* Begin INFORMATION PROVIDED *

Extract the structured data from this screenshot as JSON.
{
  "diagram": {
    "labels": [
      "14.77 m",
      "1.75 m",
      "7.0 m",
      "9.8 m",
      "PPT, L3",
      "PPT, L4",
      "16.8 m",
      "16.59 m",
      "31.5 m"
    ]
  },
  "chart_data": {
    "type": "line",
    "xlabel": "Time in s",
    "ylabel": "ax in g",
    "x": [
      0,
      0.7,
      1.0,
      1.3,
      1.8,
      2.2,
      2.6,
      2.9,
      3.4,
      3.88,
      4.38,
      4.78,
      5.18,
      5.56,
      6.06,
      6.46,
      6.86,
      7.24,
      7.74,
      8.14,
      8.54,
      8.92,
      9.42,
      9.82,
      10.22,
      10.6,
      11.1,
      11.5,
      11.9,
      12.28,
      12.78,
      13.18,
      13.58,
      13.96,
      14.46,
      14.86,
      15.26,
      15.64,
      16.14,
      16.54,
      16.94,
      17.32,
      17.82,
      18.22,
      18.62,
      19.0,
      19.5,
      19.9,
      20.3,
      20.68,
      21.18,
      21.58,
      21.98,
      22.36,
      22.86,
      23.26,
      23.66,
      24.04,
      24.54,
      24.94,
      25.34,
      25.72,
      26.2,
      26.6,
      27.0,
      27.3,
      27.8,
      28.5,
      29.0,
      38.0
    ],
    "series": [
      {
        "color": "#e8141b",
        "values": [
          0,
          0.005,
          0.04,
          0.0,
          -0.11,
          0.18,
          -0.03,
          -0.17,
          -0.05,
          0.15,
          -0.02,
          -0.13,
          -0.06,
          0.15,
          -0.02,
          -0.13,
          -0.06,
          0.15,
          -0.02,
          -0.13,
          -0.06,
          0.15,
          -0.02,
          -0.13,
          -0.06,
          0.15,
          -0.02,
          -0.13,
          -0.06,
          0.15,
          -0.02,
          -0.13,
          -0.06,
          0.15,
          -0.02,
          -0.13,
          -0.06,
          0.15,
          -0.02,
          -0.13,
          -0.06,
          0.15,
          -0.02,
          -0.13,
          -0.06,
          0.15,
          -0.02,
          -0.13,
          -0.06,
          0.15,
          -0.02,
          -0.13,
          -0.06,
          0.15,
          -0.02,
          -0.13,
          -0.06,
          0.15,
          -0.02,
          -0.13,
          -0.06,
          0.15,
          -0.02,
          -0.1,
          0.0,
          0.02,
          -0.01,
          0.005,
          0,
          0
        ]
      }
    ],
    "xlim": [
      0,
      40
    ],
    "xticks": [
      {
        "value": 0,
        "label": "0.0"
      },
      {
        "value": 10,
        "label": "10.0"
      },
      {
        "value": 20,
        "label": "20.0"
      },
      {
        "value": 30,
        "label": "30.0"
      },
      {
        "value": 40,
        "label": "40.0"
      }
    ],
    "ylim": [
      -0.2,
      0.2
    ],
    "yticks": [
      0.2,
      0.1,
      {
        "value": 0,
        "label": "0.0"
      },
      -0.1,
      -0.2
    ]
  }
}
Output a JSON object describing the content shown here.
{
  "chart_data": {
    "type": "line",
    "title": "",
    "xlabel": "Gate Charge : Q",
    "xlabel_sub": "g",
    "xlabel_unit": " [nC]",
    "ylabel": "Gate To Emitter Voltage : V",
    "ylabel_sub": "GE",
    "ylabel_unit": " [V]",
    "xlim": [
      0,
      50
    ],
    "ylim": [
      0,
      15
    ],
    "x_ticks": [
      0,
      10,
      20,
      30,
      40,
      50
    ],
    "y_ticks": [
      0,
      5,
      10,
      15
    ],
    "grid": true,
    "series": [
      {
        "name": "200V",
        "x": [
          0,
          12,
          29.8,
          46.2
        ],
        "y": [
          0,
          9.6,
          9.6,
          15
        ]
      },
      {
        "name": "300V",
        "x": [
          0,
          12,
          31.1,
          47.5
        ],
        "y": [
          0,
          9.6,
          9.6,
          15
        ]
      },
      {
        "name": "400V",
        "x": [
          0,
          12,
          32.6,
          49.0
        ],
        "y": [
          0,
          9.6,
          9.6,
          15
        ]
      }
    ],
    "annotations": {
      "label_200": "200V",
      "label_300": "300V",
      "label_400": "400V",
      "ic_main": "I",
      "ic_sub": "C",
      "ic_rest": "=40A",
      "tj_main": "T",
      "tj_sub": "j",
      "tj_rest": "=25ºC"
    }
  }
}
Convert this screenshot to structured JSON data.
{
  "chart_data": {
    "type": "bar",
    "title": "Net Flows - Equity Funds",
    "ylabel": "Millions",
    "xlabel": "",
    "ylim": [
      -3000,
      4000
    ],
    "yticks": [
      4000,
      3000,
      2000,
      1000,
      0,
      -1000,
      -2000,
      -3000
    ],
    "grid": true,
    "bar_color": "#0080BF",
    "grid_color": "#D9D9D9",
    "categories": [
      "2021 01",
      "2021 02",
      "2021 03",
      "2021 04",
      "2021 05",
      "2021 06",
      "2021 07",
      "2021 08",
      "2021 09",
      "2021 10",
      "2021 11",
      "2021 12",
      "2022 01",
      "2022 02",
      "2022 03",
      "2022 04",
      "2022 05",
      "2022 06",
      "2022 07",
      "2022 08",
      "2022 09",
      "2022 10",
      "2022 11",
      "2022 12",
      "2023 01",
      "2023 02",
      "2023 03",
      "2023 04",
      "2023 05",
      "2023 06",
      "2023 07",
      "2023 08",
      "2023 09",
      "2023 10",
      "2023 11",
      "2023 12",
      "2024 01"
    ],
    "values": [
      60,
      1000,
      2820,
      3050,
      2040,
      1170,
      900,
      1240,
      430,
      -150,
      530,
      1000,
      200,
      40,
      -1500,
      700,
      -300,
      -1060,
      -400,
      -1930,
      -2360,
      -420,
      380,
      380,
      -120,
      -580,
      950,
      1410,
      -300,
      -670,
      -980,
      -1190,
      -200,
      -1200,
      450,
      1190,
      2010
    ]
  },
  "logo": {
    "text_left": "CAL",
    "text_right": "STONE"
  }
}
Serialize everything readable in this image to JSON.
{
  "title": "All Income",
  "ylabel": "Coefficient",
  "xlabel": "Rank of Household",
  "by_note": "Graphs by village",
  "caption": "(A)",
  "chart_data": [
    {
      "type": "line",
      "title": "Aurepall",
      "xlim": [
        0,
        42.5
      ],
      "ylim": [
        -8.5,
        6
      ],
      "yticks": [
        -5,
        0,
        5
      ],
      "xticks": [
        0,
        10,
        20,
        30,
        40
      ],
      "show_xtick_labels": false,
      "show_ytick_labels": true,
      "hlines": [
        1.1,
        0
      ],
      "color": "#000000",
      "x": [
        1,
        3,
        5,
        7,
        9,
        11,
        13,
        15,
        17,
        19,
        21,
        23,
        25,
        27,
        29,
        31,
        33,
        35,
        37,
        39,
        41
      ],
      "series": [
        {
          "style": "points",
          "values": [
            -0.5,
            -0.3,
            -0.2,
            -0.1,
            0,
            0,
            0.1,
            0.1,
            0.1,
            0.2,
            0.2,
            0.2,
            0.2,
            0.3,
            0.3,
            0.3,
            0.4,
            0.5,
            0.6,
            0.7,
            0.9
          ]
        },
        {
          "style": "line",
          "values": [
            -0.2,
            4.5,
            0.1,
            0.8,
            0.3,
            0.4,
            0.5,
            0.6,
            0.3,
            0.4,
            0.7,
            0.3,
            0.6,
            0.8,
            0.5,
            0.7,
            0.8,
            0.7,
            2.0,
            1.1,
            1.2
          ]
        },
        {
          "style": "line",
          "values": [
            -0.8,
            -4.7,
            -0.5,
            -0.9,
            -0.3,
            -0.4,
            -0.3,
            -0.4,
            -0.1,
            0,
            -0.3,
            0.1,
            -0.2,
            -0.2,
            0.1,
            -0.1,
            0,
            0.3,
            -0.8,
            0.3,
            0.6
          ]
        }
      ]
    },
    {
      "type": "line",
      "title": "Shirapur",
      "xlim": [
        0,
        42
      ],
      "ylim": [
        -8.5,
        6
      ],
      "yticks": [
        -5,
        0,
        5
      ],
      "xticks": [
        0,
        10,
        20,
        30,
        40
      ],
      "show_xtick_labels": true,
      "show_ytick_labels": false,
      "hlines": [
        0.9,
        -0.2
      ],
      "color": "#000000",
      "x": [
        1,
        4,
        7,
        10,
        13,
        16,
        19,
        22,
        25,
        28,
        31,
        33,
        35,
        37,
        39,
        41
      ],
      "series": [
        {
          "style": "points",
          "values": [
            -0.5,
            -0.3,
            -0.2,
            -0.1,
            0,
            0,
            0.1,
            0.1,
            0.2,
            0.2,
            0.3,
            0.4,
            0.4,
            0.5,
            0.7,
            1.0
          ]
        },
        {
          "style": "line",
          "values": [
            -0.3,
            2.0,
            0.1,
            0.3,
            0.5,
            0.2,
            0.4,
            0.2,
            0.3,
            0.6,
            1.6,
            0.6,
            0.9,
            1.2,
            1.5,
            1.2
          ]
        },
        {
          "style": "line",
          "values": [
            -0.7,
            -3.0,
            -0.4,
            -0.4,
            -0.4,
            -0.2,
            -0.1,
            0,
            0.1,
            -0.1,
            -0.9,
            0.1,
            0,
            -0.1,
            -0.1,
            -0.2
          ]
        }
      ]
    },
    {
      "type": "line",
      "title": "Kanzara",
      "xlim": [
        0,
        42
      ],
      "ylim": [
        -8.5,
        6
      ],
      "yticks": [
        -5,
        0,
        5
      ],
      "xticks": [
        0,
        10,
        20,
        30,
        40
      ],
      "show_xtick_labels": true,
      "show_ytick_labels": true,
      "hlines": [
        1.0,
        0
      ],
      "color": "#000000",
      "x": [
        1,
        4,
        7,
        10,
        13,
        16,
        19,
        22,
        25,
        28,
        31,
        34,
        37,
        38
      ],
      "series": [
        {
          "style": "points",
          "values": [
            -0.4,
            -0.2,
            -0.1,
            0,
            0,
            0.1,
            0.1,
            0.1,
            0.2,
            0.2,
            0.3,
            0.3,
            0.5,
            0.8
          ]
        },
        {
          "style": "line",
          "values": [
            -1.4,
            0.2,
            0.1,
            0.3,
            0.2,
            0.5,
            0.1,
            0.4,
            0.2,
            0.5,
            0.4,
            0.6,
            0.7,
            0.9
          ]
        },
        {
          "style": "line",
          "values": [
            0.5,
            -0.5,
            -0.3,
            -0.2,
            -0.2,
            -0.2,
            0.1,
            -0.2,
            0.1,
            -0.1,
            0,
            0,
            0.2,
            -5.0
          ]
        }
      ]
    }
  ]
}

* End INFORMATION PROVIDED *

AIM
Which lines hold the string "structured"? List them all.

FULL RESPONSE
Extract the structured data from this screenshot as JSON.
Convert this screenshot to structured JSON data.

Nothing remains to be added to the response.